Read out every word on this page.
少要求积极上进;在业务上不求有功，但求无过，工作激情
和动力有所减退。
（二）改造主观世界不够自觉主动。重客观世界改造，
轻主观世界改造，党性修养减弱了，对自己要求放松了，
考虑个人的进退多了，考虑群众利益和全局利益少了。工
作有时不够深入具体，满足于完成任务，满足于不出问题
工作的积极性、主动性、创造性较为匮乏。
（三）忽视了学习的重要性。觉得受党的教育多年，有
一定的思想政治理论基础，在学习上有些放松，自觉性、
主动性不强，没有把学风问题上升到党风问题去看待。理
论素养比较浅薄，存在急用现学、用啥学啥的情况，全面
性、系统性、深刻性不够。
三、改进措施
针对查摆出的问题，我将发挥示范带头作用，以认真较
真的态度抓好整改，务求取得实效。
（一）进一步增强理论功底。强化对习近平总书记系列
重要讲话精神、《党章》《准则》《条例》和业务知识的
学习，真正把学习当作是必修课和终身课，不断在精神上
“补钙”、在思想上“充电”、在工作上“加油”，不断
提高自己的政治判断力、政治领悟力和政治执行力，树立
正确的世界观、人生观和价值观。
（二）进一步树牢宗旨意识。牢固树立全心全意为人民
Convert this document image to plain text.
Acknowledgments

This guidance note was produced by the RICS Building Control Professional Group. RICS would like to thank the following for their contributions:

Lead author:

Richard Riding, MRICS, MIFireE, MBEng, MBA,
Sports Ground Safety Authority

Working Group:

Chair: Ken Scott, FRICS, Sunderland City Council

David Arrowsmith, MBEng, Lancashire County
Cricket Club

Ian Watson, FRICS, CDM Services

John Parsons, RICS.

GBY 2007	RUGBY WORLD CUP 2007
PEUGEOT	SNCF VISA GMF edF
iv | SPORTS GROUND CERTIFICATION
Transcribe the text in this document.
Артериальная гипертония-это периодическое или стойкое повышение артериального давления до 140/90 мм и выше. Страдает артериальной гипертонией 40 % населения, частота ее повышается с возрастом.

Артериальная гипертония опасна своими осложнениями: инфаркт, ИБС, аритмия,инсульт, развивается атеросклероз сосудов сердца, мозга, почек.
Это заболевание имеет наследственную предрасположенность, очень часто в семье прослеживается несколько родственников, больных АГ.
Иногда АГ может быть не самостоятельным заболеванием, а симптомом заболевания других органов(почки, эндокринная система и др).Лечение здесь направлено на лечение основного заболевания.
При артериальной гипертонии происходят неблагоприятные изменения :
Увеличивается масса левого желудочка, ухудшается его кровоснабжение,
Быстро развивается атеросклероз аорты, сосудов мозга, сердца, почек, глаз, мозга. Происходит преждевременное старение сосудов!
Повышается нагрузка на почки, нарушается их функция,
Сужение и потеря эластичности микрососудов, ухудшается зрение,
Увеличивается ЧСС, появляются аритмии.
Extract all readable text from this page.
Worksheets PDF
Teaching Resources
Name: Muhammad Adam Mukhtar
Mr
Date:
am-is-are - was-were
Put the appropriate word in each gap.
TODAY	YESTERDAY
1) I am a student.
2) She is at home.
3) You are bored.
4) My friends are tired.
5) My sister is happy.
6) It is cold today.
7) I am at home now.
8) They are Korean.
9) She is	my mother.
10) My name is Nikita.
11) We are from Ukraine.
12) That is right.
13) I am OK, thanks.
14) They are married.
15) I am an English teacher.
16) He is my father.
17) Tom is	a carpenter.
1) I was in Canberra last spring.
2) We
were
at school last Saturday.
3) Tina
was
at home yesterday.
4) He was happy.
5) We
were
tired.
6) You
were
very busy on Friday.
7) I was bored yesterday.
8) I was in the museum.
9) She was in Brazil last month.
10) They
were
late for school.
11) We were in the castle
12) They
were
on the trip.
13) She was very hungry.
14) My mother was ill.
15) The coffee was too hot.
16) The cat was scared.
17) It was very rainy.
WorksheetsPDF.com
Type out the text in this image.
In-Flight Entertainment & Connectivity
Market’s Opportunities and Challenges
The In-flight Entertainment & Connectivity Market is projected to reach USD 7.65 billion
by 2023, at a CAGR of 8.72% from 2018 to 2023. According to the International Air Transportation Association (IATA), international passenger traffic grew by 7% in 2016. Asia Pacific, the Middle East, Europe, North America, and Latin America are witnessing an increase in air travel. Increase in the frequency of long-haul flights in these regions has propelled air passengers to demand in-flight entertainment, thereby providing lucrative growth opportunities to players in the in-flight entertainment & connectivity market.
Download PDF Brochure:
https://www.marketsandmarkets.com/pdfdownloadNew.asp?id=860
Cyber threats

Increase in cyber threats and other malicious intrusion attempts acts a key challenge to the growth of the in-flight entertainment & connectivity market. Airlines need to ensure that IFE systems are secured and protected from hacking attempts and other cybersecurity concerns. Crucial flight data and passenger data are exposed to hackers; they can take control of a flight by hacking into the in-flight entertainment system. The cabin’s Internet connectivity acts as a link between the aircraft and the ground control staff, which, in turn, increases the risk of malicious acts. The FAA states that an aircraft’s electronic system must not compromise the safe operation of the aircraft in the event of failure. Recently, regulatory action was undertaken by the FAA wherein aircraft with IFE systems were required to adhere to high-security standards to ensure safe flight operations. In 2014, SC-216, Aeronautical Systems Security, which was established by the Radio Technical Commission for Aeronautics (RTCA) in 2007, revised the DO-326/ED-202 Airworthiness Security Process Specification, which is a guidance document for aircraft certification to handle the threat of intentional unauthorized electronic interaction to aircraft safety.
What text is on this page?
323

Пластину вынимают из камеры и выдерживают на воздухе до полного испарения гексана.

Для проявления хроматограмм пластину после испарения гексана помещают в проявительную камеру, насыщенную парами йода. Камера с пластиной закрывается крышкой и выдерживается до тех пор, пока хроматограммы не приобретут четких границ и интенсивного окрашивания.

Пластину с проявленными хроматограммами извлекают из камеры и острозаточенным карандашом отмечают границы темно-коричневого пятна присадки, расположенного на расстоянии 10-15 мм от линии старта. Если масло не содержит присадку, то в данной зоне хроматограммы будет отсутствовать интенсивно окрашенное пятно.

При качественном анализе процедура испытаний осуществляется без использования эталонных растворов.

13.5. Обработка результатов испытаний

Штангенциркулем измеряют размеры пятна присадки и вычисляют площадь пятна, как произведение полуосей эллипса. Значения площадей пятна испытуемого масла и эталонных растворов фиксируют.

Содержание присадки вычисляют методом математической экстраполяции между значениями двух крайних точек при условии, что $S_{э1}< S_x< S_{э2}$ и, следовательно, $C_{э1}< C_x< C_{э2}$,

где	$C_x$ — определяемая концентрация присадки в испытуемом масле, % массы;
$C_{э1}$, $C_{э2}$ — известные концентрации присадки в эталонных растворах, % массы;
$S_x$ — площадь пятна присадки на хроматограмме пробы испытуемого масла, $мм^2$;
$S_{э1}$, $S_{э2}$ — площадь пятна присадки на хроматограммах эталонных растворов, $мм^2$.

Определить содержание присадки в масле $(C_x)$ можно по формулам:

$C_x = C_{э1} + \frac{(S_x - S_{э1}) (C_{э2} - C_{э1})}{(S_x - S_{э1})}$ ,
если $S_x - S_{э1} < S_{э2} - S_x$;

##############################

* THE REQUEST:
Every line of the records that includes the word "испытуемого" should be gathered.

* FINISHED EXERCISE:
Штангенциркулем измеряют размеры пятна присадки и вычисляют площадь пятна, как произведение полуосей эллипса. Значения площадей пятна испытуемого масла и эталонных растворов фиксируют.
$S_x$ — площадь пятна присадки на хроматограмме пробы испытуемого масла, $мм^2$;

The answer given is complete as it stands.